RECORDS FOR THE TASK:
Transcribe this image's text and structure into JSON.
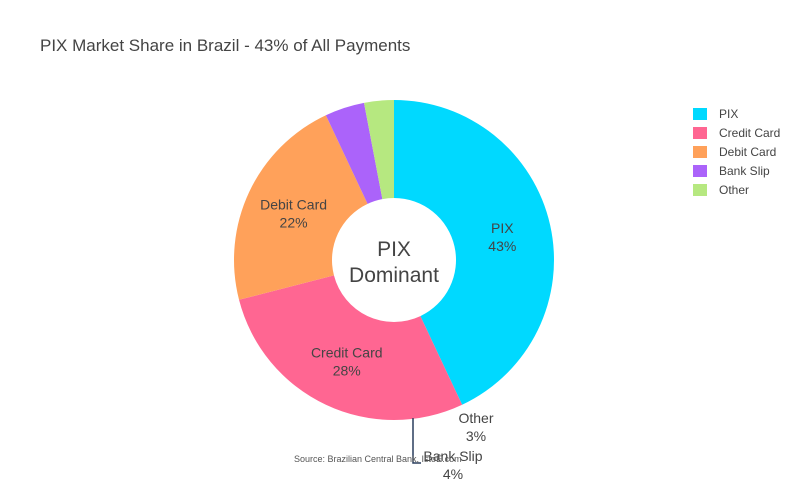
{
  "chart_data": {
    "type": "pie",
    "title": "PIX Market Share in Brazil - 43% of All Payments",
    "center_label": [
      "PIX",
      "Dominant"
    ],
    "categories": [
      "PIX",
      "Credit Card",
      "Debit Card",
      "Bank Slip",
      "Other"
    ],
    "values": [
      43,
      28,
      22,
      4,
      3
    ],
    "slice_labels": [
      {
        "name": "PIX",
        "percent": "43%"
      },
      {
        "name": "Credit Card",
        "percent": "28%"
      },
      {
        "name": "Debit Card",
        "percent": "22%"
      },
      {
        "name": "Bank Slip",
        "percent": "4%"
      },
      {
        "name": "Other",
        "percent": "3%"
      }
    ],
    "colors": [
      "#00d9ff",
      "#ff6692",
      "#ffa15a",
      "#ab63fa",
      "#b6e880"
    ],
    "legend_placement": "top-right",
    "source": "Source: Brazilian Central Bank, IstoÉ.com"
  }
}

GIVEN EXERCISE:
Repeat all the data as it stands, dropping any images it holds.

TASK OUTPUT:
Transcribe this image's text and structure into JSON.
{
  "chart_data": {
    "type": "pie",
    "title": "PIX Market Share in Brazil - 43% of All Payments",
    "center_label": [
      "PIX",
      "Dominant"
    ],
    "categories": [
      "PIX",
      "Credit Card",
      "Debit Card",
      "Bank Slip",
      "Other"
    ],
    "values": [
      43,
      28,
      22,
      4,
      3
    ],
    "slice_labels": [
      {
        "name": "PIX",
        "percent": "43%"
      },
      {
        "name": "Credit Card",
        "percent": "28%"
      },
      {
        "name": "Debit Card",
        "percent": "22%"
      },
      {
        "name": "Bank Slip",
        "percent": "4%"
      },
      {
        "name": "Other",
        "percent": "3%"
      }
    ],
    "colors": [
      "#00d9ff",
      "#ff6692",
      "#ffa15a",
      "#ab63fa",
      "#b6e880"
    ],
    "legend_placement": "top-right",
    "source": "Source: Brazilian Central Bank, IstoÉ.com"
  }
}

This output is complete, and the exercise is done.